### What needs to be done:
Determine how many lines in the data below contain "text" and write only that number.
────────────────
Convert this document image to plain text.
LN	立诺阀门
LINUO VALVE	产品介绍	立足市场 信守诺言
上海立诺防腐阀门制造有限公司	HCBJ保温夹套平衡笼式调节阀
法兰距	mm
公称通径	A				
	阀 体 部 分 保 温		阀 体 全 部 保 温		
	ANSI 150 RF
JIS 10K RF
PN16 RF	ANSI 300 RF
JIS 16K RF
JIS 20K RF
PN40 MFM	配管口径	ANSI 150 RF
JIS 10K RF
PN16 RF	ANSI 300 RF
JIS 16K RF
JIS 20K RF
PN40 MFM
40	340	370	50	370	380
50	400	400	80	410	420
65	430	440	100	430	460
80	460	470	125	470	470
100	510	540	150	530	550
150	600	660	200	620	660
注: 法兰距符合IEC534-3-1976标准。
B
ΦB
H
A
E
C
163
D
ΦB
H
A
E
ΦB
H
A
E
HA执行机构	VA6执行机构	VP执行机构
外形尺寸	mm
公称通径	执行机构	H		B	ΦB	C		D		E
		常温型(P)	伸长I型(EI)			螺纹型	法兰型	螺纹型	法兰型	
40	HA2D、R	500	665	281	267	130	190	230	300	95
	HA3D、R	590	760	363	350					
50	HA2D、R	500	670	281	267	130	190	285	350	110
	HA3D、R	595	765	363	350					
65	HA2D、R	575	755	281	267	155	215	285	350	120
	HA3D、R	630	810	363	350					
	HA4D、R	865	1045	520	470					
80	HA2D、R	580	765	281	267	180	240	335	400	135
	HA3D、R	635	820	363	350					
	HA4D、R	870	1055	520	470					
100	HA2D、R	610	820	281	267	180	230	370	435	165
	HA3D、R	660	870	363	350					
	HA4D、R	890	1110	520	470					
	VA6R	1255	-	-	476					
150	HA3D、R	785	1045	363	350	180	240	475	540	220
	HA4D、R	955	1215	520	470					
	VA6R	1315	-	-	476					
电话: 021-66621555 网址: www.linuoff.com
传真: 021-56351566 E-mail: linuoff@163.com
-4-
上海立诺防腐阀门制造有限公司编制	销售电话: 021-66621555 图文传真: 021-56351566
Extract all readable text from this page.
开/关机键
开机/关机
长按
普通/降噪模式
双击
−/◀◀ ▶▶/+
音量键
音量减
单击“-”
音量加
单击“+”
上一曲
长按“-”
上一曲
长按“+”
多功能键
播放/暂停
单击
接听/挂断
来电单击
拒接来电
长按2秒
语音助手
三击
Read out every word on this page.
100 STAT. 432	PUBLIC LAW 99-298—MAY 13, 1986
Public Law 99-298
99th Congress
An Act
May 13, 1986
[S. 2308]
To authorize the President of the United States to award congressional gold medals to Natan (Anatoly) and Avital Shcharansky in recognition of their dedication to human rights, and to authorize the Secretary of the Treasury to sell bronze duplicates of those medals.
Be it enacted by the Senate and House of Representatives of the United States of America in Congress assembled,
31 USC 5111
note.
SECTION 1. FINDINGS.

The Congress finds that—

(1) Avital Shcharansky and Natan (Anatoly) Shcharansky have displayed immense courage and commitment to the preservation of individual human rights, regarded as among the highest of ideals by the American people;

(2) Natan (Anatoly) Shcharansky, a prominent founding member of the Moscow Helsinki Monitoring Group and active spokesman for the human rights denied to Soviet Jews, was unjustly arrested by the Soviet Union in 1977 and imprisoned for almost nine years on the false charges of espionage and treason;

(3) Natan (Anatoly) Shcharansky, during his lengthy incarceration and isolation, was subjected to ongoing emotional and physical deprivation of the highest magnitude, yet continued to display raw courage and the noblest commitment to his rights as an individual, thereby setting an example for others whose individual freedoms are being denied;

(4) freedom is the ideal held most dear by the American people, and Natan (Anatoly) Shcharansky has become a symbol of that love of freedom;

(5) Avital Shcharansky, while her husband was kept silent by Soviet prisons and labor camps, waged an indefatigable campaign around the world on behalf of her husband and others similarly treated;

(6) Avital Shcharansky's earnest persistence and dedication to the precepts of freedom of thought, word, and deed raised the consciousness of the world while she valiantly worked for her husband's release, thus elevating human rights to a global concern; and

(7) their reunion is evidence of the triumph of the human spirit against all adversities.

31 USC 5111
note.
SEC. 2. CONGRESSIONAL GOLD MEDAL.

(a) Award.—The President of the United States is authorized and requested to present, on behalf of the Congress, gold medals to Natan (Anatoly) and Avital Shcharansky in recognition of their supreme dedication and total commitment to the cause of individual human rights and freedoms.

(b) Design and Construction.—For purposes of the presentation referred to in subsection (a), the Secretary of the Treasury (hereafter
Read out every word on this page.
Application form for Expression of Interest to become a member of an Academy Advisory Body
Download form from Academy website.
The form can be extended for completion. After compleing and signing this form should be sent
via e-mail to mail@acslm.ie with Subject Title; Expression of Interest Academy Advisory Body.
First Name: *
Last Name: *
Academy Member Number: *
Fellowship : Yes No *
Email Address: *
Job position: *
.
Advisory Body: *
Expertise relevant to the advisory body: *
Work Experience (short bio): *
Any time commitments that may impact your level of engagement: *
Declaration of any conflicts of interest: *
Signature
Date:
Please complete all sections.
────────────────
### Result for this exercise:
2